• [STATED TASK]:
Among the lines below, list those containing the string "Chabrier".

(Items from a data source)
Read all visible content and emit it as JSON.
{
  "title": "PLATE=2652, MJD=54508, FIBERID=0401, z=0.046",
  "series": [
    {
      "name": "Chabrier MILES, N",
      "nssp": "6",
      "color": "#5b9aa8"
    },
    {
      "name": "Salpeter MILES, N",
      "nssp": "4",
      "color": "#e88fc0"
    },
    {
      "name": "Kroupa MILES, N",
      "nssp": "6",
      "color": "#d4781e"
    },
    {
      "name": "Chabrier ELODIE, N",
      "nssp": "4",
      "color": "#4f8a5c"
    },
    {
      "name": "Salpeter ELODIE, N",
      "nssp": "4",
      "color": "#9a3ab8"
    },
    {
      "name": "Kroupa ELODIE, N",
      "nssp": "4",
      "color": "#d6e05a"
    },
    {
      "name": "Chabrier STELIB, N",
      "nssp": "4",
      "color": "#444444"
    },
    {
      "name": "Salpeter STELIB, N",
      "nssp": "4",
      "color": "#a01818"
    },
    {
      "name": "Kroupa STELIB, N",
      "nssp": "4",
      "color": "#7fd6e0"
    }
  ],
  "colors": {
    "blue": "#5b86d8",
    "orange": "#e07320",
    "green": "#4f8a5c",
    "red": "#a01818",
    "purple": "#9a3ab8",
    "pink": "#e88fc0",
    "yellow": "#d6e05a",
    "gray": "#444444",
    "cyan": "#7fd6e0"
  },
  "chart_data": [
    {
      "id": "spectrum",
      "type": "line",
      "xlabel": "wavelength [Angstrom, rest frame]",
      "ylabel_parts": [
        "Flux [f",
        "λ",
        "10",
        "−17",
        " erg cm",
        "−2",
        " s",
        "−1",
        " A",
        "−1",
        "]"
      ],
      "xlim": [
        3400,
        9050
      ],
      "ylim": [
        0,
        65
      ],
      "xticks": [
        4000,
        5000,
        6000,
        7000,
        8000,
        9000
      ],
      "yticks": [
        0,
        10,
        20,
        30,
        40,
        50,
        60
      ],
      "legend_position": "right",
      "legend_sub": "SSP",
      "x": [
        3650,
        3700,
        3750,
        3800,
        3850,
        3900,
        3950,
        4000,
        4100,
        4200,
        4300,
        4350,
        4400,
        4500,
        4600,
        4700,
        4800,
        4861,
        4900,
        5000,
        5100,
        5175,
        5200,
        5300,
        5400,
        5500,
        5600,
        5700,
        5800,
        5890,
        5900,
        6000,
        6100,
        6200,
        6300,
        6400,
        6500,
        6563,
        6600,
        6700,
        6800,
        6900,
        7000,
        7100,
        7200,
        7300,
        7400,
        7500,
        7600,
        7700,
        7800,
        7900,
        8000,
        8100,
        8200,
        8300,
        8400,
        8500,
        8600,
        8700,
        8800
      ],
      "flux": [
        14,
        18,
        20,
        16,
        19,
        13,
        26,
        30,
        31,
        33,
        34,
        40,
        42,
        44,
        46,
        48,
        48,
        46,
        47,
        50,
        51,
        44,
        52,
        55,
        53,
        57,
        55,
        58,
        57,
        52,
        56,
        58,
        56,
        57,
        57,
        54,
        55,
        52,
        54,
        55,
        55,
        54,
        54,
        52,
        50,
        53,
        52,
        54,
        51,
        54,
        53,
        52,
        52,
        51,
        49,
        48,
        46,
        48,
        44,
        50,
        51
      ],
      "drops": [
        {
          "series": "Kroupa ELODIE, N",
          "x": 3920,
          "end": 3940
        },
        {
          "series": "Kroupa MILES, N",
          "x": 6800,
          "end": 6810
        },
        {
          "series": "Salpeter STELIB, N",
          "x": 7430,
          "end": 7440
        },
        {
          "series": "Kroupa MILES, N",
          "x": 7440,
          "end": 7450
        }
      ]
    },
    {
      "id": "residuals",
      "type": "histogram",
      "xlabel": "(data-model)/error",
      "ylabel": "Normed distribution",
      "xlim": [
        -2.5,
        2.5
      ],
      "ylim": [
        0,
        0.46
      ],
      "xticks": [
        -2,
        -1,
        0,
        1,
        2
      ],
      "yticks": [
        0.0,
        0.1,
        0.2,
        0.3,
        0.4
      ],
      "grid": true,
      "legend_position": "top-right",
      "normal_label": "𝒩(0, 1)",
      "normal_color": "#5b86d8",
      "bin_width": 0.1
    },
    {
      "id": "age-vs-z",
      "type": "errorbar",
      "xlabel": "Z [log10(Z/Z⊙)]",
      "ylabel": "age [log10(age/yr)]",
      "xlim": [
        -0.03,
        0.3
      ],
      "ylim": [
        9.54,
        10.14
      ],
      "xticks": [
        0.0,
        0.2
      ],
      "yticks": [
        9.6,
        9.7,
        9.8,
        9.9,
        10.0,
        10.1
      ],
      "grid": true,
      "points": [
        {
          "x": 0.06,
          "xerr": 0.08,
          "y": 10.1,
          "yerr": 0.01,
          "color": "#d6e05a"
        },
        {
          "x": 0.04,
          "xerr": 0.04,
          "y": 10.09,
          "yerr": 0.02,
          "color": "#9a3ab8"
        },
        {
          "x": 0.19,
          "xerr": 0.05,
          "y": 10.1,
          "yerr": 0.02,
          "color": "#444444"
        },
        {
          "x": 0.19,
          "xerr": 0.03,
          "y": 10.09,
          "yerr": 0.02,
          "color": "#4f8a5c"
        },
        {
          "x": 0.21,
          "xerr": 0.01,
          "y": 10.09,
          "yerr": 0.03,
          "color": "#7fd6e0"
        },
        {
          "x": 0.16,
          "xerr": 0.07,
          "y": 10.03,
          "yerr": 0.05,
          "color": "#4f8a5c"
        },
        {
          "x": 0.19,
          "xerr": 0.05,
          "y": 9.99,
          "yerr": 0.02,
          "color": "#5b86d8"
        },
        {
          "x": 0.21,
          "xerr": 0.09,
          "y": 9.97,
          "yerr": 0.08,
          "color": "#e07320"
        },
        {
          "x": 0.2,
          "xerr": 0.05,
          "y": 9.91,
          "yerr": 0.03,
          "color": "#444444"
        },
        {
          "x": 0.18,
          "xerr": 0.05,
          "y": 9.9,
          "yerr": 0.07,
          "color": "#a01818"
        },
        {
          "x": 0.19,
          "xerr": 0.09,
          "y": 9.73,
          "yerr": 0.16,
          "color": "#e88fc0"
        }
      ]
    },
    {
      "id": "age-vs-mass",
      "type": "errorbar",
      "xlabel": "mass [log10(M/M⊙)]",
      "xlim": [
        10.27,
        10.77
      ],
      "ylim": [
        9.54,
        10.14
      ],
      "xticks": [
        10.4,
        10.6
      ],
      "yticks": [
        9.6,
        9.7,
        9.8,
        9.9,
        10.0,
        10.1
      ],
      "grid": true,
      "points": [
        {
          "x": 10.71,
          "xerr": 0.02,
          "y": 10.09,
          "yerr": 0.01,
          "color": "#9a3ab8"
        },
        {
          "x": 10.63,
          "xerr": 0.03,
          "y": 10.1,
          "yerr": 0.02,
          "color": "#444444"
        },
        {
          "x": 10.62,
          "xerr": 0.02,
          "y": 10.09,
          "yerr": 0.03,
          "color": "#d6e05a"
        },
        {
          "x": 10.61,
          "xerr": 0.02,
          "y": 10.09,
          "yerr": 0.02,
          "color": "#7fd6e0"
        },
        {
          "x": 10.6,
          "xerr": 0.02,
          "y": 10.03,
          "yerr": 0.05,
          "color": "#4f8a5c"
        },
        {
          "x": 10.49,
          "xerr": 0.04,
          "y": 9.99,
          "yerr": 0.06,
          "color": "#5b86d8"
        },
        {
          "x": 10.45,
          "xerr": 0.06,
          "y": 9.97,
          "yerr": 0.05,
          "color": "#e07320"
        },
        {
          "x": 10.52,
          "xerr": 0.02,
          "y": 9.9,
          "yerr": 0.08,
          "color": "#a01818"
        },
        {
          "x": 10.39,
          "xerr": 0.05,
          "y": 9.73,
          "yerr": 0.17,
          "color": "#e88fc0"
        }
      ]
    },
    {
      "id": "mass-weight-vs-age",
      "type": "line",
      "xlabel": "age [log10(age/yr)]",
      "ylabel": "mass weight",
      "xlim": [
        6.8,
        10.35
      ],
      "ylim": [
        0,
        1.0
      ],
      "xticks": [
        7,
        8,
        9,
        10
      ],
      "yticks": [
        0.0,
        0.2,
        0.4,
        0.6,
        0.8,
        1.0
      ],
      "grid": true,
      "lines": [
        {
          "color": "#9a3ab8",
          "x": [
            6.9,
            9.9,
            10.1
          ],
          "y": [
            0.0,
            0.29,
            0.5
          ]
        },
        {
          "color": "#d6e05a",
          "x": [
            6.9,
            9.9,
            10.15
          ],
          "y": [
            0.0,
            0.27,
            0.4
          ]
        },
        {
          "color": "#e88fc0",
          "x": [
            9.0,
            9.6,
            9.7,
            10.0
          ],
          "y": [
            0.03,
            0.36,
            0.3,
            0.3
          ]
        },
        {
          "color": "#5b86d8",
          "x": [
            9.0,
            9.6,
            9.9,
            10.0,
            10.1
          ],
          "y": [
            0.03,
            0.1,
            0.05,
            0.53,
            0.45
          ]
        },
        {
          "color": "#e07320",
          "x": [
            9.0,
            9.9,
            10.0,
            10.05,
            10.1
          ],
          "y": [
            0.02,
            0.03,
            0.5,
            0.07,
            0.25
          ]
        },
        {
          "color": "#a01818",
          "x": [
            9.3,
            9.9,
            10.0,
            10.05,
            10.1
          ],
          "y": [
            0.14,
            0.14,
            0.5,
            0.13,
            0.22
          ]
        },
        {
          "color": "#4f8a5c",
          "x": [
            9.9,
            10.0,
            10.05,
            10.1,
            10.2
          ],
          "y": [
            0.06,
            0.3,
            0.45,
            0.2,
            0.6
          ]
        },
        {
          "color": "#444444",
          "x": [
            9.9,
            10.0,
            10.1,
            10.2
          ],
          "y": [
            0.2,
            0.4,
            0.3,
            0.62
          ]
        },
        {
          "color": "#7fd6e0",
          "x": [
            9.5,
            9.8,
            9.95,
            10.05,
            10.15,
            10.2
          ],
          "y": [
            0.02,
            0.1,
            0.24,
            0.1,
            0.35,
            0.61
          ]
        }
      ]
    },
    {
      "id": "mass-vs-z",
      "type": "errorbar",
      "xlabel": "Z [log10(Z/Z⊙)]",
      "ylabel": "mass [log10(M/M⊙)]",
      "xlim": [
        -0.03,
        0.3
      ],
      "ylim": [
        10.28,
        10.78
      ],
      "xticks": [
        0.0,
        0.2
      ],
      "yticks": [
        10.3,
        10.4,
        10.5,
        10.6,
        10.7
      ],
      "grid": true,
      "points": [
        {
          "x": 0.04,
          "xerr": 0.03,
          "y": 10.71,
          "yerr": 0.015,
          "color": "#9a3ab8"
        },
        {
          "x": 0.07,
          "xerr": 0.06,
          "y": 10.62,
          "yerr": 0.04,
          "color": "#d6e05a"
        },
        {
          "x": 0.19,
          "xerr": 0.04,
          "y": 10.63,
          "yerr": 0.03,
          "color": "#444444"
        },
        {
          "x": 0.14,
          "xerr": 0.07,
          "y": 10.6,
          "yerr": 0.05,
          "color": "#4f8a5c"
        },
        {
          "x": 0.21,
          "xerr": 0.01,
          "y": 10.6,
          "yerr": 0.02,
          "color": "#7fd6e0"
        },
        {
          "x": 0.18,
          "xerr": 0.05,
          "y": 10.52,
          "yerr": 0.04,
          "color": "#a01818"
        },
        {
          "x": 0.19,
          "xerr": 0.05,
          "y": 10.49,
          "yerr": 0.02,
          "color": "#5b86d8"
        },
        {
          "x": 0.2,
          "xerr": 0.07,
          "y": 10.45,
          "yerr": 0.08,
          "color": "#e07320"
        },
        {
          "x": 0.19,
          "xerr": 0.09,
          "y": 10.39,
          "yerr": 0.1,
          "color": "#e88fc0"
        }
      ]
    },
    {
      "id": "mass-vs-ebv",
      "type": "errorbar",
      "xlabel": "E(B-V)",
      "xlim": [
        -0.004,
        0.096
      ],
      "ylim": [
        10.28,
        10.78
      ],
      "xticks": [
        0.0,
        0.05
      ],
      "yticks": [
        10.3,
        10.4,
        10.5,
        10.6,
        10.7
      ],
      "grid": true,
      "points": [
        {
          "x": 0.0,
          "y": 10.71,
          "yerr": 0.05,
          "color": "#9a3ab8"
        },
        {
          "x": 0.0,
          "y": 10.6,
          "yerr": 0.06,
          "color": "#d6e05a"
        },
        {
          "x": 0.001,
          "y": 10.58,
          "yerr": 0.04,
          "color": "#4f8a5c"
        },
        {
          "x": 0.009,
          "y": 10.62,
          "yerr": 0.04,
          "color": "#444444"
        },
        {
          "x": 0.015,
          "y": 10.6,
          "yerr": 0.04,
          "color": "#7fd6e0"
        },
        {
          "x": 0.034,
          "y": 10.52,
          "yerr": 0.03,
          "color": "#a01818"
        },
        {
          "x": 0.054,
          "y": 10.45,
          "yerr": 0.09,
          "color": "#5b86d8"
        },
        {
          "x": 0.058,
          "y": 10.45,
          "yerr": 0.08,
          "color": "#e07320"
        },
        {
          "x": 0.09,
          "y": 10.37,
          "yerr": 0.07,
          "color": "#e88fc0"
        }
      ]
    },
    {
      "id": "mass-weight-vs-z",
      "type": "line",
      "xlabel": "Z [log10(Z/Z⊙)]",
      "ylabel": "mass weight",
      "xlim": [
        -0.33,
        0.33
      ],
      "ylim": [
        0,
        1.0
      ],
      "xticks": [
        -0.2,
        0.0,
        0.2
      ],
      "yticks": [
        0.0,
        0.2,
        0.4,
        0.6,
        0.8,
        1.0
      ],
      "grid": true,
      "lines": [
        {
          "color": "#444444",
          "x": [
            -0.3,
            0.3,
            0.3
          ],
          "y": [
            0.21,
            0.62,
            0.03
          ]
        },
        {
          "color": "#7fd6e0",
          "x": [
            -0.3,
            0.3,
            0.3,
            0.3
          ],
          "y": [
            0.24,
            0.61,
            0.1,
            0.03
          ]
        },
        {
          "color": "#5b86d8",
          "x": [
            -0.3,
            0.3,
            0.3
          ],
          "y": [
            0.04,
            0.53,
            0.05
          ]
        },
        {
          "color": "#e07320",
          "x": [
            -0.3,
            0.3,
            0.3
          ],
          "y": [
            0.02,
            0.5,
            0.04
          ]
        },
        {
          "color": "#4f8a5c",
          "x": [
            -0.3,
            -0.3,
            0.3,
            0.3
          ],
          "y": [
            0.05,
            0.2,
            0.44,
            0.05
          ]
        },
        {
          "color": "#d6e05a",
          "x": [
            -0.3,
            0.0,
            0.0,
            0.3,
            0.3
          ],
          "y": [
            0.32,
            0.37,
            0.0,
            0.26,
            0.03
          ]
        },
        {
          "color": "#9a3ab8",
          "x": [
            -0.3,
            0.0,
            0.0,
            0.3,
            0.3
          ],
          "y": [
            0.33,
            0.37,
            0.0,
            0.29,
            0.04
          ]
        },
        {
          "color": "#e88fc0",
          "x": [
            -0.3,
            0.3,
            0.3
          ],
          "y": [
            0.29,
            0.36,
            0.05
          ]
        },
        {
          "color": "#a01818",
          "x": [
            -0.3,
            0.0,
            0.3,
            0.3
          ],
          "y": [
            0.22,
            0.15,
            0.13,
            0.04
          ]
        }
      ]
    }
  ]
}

• [FINAL RESULT]:
      "name": "Chabrier MILES, N",
      "name": "Chabrier ELODIE, N",
      "name": "Chabrier STELIB, N",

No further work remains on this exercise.